Go through the entries below and write each one out exactly.

** Begin **

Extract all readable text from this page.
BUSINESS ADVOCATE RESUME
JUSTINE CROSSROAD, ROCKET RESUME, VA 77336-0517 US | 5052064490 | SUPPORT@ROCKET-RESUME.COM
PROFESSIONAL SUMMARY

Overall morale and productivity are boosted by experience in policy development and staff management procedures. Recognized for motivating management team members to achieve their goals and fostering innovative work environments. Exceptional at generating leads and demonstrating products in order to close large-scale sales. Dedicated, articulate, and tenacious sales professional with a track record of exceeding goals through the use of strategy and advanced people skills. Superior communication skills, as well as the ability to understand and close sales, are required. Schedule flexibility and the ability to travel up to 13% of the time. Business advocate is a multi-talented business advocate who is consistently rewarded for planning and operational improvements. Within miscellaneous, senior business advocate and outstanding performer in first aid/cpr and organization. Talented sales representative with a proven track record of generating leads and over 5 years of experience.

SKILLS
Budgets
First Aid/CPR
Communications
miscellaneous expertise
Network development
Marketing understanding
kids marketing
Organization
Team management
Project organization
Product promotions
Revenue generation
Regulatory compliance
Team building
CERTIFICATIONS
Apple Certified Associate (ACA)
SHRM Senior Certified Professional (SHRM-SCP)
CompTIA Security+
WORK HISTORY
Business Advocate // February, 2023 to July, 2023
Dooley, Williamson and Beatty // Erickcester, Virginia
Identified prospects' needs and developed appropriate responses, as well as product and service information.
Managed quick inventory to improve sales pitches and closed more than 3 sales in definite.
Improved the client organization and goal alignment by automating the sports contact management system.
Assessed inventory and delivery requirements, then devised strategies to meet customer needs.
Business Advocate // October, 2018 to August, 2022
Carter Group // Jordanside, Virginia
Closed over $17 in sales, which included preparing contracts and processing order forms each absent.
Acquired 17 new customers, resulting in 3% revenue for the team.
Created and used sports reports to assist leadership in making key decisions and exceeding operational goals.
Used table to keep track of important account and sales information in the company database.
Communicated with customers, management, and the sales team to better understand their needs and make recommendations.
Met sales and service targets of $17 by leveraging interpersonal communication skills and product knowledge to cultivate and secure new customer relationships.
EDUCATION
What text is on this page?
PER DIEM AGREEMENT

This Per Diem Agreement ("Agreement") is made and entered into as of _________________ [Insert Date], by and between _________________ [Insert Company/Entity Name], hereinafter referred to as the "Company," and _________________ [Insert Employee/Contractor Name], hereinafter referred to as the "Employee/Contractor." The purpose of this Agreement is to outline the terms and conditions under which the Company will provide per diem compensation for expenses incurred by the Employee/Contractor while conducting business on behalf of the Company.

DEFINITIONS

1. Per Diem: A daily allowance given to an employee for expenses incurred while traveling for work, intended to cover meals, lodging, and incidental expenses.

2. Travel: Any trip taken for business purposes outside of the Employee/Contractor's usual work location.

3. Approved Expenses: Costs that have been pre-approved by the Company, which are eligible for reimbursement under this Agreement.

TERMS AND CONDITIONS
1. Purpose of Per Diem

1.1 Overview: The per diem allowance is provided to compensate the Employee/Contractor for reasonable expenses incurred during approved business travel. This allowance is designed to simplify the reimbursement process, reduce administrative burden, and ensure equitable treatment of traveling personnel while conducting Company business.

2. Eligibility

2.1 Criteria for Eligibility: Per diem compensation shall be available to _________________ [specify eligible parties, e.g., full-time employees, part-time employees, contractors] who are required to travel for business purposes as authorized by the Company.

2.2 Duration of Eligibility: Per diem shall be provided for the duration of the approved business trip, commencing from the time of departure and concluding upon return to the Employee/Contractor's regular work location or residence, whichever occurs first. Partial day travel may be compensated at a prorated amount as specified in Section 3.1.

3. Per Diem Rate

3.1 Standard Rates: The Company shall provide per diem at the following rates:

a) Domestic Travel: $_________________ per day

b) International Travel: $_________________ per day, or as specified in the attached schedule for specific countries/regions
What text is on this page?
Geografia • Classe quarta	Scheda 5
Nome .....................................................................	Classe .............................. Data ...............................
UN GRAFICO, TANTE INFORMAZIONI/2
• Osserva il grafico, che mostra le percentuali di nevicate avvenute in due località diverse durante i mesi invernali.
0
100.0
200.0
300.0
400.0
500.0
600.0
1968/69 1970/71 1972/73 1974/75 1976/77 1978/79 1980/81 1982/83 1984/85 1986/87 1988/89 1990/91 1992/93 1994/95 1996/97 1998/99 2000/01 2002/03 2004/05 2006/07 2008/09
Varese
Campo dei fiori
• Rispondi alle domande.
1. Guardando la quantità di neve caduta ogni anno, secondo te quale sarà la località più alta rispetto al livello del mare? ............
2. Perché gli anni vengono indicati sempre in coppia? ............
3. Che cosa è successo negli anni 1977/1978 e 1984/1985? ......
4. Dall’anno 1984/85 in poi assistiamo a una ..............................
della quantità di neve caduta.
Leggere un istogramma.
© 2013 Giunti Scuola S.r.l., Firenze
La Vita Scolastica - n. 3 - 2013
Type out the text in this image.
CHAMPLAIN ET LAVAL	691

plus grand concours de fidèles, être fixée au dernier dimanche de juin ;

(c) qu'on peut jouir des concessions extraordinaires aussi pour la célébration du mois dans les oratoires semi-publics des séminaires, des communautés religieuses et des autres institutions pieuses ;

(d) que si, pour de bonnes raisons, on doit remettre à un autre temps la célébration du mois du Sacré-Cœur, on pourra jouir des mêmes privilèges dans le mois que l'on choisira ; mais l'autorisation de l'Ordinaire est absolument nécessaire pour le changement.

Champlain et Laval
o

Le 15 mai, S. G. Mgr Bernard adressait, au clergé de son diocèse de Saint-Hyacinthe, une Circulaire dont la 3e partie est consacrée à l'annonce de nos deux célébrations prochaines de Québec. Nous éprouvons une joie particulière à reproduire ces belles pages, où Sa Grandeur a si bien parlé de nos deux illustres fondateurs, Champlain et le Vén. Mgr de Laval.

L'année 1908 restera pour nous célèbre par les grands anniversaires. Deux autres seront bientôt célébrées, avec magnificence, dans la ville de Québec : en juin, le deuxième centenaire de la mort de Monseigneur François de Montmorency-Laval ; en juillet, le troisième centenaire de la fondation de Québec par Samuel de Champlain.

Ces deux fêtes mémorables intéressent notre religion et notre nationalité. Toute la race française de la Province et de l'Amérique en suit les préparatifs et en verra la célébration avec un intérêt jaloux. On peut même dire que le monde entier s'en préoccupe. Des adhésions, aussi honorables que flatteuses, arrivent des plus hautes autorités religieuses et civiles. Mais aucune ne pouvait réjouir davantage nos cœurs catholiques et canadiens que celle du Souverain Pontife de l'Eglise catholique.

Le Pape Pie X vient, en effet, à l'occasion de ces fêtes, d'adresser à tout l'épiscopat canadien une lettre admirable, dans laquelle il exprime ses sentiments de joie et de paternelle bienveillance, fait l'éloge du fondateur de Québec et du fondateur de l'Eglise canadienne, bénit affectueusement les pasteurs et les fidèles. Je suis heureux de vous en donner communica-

** End **

◆ **CORRECT RESPONSE**:
Extract all readable text from this page.
BUSINESS ADVOCATE RESUME
JUSTINE CROSSROAD, ROCKET RESUME, VA 77336-0517 US | 5052064490 | SUPPORT@ROCKET-RESUME.COM
PROFESSIONAL SUMMARY

Overall morale and productivity are boosted by experience in policy development and staff management procedures. Recognized for motivating management team members to achieve their goals and fostering innovative work environments. Exceptional at generating leads and demonstrating products in order to close large-scale sales. Dedicated, articulate, and tenacious sales professional with a track record of exceeding goals through the use of strategy and advanced people skills. Superior communication skills, as well as the ability to understand and close sales, are required. Schedule flexibility and the ability to travel up to 13% of the time. Business advocate is a multi-talented business advocate who is consistently rewarded for planning and operational improvements. Within miscellaneous, senior business advocate and outstanding performer in first aid/cpr and organization. Talented sales representative with a proven track record of generating leads and over 5 years of experience.

SKILLS
Budgets
First Aid/CPR
Communications
miscellaneous expertise
Network development
Marketing understanding
kids marketing
Organization
Team management
Project organization
Product promotions
Revenue generation
Regulatory compliance
Team building
CERTIFICATIONS
Apple Certified Associate (ACA)
SHRM Senior Certified Professional (SHRM-SCP)
CompTIA Security+
WORK HISTORY
Business Advocate // February, 2023 to July, 2023
Dooley, Williamson and Beatty // Erickcester, Virginia
Identified prospects' needs and developed appropriate responses, as well as product and service information.
Managed quick inventory to improve sales pitches and closed more than 3 sales in definite.
Improved the client organization and goal alignment by automating the sports contact management system.
Assessed inventory and delivery requirements, then devised strategies to meet customer needs.
Business Advocate // October, 2018 to August, 2022
Carter Group // Jordanside, Virginia
Closed over $17 in sales, which included preparing contracts and processing order forms each absent.
Acquired 17 new customers, resulting in 3% revenue for the team.
Created and used sports reports to assist leadership in making key decisions and exceeding operational goals.
Used table to keep track of important account and sales information in the company database.
Communicated with customers, management, and the sales team to better understand their needs and make recommendations.
Met sales and service targets of $17 by leveraging interpersonal communication skills and product knowledge to cultivate and secure new customer relationships.
EDUCATION
What text is on this page?
PER DIEM AGREEMENT

This Per Diem Agreement ("Agreement") is made and entered into as of _________________ [Insert Date], by and between _________________ [Insert Company/Entity Name], hereinafter referred to as the "Company," and _________________ [Insert Employee/Contractor Name], hereinafter referred to as the "Employee/Contractor." The purpose of this Agreement is to outline the terms and conditions under which the Company will provide per diem compensation for expenses incurred by the Employee/Contractor while conducting business on behalf of the Company.

DEFINITIONS

1. Per Diem: A daily allowance given to an employee for expenses incurred while traveling for work, intended to cover meals, lodging, and incidental expenses.

2. Travel: Any trip taken for business purposes outside of the Employee/Contractor's usual work location.

3. Approved Expenses: Costs that have been pre-approved by the Company, which are eligible for reimbursement under this Agreement.

TERMS AND CONDITIONS
1. Purpose of Per Diem

1.1 Overview: The per diem allowance is provided to compensate the Employee/Contractor for reasonable expenses incurred during approved business travel. This allowance is designed to simplify the reimbursement process, reduce administrative burden, and ensure equitable treatment of traveling personnel while conducting Company business.

2. Eligibility

2.1 Criteria for Eligibility: Per diem compensation shall be available to _________________ [specify eligible parties, e.g., full-time employees, part-time employees, contractors] who are required to travel for business purposes as authorized by the Company.

2.2 Duration of Eligibility: Per diem shall be provided for the duration of the approved business trip, commencing from the time of departure and concluding upon return to the Employee/Contractor's regular work location or residence, whichever occurs first. Partial day travel may be compensated at a prorated amount as specified in Section 3.1.

3. Per Diem Rate

3.1 Standard Rates: The Company shall provide per diem at the following rates:

a) Domestic Travel: $_________________ per day

b) International Travel: $_________________ per day, or as specified in the attached schedule for specific countries/regions
What text is on this page?
Geografia • Classe quarta	Scheda 5
Nome .....................................................................	Classe .............................. Data ...............................
UN GRAFICO, TANTE INFORMAZIONI/2
• Osserva il grafico, che mostra le percentuali di nevicate avvenute in due località diverse durante i mesi invernali.
0
100.0
200.0
300.0
400.0
500.0
600.0
1968/69 1970/71 1972/73 1974/75 1976/77 1978/79 1980/81 1982/83 1984/85 1986/87 1988/89 1990/91 1992/93 1994/95 1996/97 1998/99 2000/01 2002/03 2004/05 2006/07 2008/09
Varese
Campo dei fiori
• Rispondi alle domande.
1. Guardando la quantità di neve caduta ogni anno, secondo te quale sarà la località più alta rispetto al livello del mare? ............
2. Perché gli anni vengono indicati sempre in coppia? ............
3. Che cosa è successo negli anni 1977/1978 e 1984/1985? ......
4. Dall’anno 1984/85 in poi assistiamo a una ..............................
della quantità di neve caduta.
Leggere un istogramma.
© 2013 Giunti Scuola S.r.l., Firenze
La Vita Scolastica - n. 3 - 2013
Type out the text in this image.
CHAMPLAIN ET LAVAL	691

plus grand concours de fidèles, être fixée au dernier dimanche de juin ;

(c) qu'on peut jouir des concessions extraordinaires aussi pour la célébration du mois dans les oratoires semi-publics des séminaires, des communautés religieuses et des autres institutions pieuses ;

(d) que si, pour de bonnes raisons, on doit remettre à un autre temps la célébration du mois du Sacré-Cœur, on pourra jouir des mêmes privilèges dans le mois que l'on choisira ; mais l'autorisation de l'Ordinaire est absolument nécessaire pour le changement.

Champlain et Laval
o

Le 15 mai, S. G. Mgr Bernard adressait, au clergé de son diocèse de Saint-Hyacinthe, une Circulaire dont la 3e partie est consacrée à l'annonce de nos deux célébrations prochaines de Québec. Nous éprouvons une joie particulière à reproduire ces belles pages, où Sa Grandeur a si bien parlé de nos deux illustres fondateurs, Champlain et le Vén. Mgr de Laval.

L'année 1908 restera pour nous célèbre par les grands anniversaires. Deux autres seront bientôt célébrées, avec magnificence, dans la ville de Québec : en juin, le deuxième centenaire de la mort de Monseigneur François de Montmorency-Laval ; en juillet, le troisième centenaire de la fondation de Québec par Samuel de Champlain.

Ces deux fêtes mémorables intéressent notre religion et notre nationalité. Toute la race française de la Province et de l'Amérique en suit les préparatifs et en verra la célébration avec un intérêt jaloux. On peut même dire que le monde entier s'en préoccupe. Des adhésions, aussi honorables que flatteuses, arrivent des plus hautes autorités religieuses et civiles. Mais aucune ne pouvait réjouir davantage nos cœurs catholiques et canadiens que celle du Souverain Pontife de l'Eglise catholique.

Le Pape Pie X vient, en effet, à l'occasion de ces fêtes, d'adresser à tout l'épiscopat canadien une lettre admirable, dans laquelle il exprime ses sentiments de joie et de paternelle bienveillance, fait l'éloge du fondateur de Québec et du fondateur de l'Eglise canadienne, bénit affectueusement les pasteurs et les fidèles. Je suis heureux de vous en donner communica-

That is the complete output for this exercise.